## Short exercise
Copy whichever lines contain the string "Atmospheric".

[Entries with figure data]
..........
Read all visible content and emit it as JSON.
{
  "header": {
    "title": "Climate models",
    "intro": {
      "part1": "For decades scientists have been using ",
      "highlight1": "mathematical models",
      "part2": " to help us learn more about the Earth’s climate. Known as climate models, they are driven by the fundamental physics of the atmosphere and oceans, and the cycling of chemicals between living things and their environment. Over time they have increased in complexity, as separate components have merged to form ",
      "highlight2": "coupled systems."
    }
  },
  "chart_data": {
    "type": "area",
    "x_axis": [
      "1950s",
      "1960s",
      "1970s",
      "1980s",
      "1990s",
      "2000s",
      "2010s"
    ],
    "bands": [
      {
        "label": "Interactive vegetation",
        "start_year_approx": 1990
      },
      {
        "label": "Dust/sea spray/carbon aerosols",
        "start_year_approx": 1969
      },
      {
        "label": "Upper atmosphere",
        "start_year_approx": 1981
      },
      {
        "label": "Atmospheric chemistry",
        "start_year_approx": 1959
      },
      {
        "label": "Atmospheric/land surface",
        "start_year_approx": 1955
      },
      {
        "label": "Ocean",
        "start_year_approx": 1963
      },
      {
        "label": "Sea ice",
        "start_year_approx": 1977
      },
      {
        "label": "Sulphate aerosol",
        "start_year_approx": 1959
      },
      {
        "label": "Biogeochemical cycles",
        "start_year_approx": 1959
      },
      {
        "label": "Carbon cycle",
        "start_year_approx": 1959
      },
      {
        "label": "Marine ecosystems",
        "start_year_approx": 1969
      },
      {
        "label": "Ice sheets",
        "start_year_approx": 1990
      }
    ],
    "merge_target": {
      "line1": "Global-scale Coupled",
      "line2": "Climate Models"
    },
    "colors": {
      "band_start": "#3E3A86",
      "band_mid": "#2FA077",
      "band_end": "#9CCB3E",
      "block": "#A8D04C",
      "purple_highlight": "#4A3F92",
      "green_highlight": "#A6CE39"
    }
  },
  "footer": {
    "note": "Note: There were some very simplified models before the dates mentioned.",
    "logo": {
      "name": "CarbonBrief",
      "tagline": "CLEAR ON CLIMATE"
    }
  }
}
..........
## Task answer
        "label": "Atmospheric chemistry",
        "label": "Atmospheric/land surface",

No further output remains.